[Dataset listings of figures]
:::
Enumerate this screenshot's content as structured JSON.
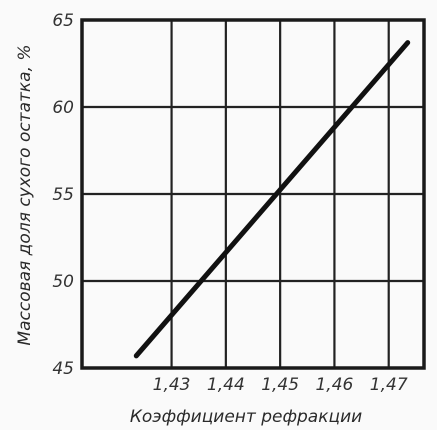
{
  "chart_data": {
    "type": "line",
    "xlabel": "Коэффициент рефракции",
    "ylabel": "Массовая доля сухого остатка, %",
    "x_tick_labels": [
      "1,43",
      "1,44",
      "1,45",
      "1,46",
      "1,47"
    ],
    "x_ticks": [
      1.43,
      1.44,
      1.45,
      1.46,
      1.47
    ],
    "y_tick_labels": [
      "45",
      "50",
      "55",
      "60",
      "65"
    ],
    "y_ticks": [
      45,
      50,
      55,
      60,
      65
    ],
    "xlim": [
      1.4135,
      1.4765
    ],
    "ylim": [
      45,
      65
    ],
    "grid": true,
    "series": [
      {
        "x": [
          1.4235,
          1.4735
        ],
        "y": [
          45.7,
          63.7
        ]
      }
    ]
  }
}
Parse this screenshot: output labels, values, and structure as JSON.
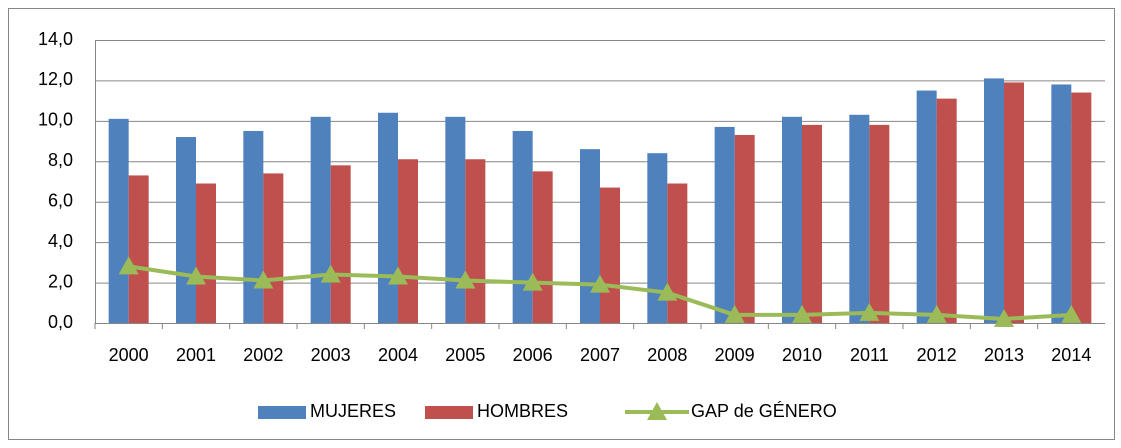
:::
→ **Given instruction**:
Without including any pictures, output all the entries above exactly.

→ **Task result**:
Enumerate this screenshot's content as structured JSON.
{
  "chart_data": {
    "type": "line",
    "xlabel": "Коэффициент рефракции",
    "ylabel": "Массовая доля сухого остатка, %",
    "x_tick_labels": [
      "1,43",
      "1,44",
      "1,45",
      "1,46",
      "1,47"
    ],
    "x_ticks": [
      1.43,
      1.44,
      1.45,
      1.46,
      1.47
    ],
    "y_tick_labels": [
      "45",
      "50",
      "55",
      "60",
      "65"
    ],
    "y_ticks": [
      45,
      50,
      55,
      60,
      65
    ],
    "xlim": [
      1.4135,
      1.4765
    ],
    "ylim": [
      45,
      65
    ],
    "grid": true,
    "series": [
      {
        "x": [
          1.4235,
          1.4735
        ],
        "y": [
          45.7,
          63.7
        ]
      }
    ]
  }
}
Parse this screenshot: output labels, values, and structure as JSON.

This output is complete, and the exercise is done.